§ **Supplied data**
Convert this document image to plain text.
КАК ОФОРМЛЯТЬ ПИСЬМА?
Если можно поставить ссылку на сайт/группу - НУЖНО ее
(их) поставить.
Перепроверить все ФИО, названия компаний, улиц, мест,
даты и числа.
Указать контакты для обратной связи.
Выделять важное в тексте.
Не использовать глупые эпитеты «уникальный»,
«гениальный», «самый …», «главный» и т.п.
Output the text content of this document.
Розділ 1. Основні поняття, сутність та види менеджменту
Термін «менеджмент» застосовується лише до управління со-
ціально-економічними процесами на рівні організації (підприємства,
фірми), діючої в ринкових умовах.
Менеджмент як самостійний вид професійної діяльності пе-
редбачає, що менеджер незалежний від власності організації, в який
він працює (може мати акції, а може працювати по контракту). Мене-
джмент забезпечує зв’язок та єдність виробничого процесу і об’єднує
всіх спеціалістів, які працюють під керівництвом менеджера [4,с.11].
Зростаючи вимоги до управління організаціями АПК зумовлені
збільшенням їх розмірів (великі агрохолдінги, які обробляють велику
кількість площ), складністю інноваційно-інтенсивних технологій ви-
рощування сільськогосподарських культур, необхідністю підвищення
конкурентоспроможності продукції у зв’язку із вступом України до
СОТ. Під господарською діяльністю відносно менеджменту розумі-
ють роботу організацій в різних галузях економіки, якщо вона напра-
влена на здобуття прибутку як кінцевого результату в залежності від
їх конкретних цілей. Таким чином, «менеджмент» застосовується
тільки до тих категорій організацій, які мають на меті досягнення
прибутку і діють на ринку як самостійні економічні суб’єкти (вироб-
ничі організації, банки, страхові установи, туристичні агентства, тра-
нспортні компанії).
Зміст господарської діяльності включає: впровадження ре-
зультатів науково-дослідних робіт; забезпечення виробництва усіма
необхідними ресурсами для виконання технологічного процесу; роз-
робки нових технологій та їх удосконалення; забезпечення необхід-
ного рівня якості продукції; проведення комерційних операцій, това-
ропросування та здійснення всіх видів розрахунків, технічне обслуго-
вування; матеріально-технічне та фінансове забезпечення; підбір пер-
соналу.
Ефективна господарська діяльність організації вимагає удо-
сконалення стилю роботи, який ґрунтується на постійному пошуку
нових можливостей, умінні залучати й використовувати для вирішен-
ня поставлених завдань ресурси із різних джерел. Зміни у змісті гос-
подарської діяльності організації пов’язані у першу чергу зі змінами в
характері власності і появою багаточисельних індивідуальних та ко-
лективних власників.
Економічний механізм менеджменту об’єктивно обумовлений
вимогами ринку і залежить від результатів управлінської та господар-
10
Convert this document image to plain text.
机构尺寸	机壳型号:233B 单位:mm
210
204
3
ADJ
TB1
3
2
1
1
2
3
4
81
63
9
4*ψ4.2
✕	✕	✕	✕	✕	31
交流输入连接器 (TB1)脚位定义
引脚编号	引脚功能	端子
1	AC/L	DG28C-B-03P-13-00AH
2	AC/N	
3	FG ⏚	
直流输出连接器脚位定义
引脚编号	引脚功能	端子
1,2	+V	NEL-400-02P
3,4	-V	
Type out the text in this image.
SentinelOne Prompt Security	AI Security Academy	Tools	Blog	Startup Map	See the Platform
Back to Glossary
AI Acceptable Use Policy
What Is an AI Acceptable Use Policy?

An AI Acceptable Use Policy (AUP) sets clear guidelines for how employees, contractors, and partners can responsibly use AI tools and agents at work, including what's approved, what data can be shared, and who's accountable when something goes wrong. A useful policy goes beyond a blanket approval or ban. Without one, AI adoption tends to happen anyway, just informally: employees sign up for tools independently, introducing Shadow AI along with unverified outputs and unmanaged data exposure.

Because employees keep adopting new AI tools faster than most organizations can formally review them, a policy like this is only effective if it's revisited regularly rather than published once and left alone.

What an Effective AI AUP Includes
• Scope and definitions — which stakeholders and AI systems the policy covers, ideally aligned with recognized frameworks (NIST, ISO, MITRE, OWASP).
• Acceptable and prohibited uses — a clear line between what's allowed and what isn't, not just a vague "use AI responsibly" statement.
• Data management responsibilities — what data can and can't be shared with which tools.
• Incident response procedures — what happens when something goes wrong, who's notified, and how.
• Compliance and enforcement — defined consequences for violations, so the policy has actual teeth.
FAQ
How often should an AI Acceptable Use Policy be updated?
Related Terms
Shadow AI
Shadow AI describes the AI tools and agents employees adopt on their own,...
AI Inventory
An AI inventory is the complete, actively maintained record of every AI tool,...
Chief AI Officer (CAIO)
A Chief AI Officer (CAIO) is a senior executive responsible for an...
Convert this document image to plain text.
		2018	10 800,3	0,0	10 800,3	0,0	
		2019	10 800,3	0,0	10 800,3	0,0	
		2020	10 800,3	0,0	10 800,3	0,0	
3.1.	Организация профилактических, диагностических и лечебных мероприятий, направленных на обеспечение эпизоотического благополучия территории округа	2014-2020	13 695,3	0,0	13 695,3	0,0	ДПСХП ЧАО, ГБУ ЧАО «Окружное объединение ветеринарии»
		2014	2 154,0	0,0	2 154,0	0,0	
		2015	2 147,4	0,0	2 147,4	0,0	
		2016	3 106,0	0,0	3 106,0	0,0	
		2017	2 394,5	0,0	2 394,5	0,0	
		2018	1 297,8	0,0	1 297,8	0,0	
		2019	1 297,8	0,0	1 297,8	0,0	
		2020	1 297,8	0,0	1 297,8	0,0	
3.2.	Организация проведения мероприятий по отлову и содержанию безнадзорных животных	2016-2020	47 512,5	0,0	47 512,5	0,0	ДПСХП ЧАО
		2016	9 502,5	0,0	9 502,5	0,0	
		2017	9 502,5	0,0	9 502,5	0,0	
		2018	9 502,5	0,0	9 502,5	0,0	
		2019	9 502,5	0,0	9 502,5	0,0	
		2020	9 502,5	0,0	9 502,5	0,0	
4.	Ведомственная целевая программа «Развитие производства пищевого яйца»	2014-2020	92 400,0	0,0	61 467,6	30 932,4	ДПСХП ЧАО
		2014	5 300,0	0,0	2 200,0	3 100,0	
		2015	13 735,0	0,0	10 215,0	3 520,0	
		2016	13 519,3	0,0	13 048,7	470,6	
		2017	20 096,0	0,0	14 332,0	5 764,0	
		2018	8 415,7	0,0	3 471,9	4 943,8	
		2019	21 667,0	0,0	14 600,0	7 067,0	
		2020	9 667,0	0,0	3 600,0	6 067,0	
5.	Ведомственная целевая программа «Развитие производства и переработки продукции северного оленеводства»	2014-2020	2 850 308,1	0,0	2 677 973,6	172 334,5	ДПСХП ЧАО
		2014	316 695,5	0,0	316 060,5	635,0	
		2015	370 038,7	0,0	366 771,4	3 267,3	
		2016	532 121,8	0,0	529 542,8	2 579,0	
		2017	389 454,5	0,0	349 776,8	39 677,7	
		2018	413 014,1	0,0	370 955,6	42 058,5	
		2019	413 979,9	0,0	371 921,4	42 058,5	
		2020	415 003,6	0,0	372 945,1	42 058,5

§ **What you need to do**
Pull out each line of the records holding the string "shared".

§ **Solution below**
An AI Acceptable Use Policy (AUP) sets clear guidelines for how employees, contractors, and partners can responsibly use AI tools and agents at work, including what's approved, what data can be shared, and who's accountable when something goes wrong. A useful policy goes beyond a blanket approval or ban. Without one, AI adoption tends to happen anyway, just informally: employees sign up for tools independently, introducing Shadow AI along with unverified outputs and unmanaged data exposure.
• Data management responsibilities — what data can and can't be shared with which tools.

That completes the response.